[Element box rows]
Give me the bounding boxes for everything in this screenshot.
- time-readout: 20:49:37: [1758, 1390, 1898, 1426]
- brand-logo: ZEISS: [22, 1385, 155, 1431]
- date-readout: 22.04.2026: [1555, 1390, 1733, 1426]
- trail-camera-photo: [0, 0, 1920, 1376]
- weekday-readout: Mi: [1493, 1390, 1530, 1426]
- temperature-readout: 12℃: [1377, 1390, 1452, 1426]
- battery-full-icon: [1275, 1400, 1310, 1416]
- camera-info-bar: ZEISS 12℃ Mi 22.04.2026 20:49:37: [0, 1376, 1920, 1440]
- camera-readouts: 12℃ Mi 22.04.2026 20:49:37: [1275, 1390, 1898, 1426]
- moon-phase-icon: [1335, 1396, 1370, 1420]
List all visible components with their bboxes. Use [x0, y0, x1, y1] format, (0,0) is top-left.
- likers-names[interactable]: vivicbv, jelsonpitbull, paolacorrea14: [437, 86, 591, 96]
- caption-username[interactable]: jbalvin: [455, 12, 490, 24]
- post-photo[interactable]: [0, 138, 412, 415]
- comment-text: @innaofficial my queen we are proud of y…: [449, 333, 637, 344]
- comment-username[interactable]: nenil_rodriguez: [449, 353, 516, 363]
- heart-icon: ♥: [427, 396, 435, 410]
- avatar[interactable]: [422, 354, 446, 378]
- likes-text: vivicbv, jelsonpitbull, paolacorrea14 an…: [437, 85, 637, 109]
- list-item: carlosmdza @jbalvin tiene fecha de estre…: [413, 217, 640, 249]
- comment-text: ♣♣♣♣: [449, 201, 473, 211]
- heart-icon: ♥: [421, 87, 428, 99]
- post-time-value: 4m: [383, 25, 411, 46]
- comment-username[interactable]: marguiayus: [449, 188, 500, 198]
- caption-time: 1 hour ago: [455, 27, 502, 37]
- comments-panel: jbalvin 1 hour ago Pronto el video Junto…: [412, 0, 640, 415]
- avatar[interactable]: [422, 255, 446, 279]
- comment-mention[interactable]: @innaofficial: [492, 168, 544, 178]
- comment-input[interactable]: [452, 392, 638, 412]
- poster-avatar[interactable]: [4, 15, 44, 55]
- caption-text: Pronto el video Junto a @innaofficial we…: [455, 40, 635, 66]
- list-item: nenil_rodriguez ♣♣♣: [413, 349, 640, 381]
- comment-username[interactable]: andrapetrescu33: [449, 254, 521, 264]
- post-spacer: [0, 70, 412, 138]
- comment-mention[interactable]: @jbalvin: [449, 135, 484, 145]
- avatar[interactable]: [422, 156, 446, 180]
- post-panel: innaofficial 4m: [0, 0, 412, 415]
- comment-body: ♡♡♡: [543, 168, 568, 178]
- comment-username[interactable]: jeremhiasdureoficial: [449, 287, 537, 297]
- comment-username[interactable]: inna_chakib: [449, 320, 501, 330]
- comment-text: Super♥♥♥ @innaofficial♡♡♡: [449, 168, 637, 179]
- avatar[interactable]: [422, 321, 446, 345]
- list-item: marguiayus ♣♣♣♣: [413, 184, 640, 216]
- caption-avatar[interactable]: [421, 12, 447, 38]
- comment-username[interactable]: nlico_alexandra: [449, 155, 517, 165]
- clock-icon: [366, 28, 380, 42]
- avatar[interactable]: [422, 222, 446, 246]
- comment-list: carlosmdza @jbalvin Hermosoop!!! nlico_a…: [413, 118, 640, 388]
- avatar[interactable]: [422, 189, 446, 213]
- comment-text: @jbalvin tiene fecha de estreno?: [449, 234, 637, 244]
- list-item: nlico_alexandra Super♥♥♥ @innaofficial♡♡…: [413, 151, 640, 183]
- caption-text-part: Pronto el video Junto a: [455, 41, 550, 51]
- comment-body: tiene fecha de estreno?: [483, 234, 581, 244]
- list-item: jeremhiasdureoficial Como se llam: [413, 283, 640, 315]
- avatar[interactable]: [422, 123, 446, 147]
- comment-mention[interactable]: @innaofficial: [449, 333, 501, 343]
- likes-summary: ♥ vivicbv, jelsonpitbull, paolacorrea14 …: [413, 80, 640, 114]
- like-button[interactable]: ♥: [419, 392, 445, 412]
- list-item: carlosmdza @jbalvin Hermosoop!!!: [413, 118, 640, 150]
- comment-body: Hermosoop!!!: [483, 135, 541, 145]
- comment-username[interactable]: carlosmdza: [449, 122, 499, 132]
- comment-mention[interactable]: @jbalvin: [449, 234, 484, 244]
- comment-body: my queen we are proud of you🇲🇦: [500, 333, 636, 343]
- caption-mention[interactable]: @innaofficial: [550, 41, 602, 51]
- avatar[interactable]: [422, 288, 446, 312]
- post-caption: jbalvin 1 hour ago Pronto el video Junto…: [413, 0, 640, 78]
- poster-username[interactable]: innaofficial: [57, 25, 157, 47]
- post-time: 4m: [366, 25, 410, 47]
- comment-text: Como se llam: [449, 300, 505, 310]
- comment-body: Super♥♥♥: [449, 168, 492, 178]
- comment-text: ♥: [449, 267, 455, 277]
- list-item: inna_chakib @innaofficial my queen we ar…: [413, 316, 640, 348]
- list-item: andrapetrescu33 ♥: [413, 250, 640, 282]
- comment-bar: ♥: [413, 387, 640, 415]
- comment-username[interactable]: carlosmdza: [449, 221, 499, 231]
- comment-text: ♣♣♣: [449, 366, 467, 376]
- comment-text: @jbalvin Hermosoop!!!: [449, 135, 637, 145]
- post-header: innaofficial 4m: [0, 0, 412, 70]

## JOB
Identify every row above that contains the word "Como", and copy each one in full. Case counts.

## EXERCISE RESULT
- list-item: jeremhiasdureoficial Como se llam: [413, 283, 640, 315]
- comment-text: Como se llam: [449, 300, 505, 310]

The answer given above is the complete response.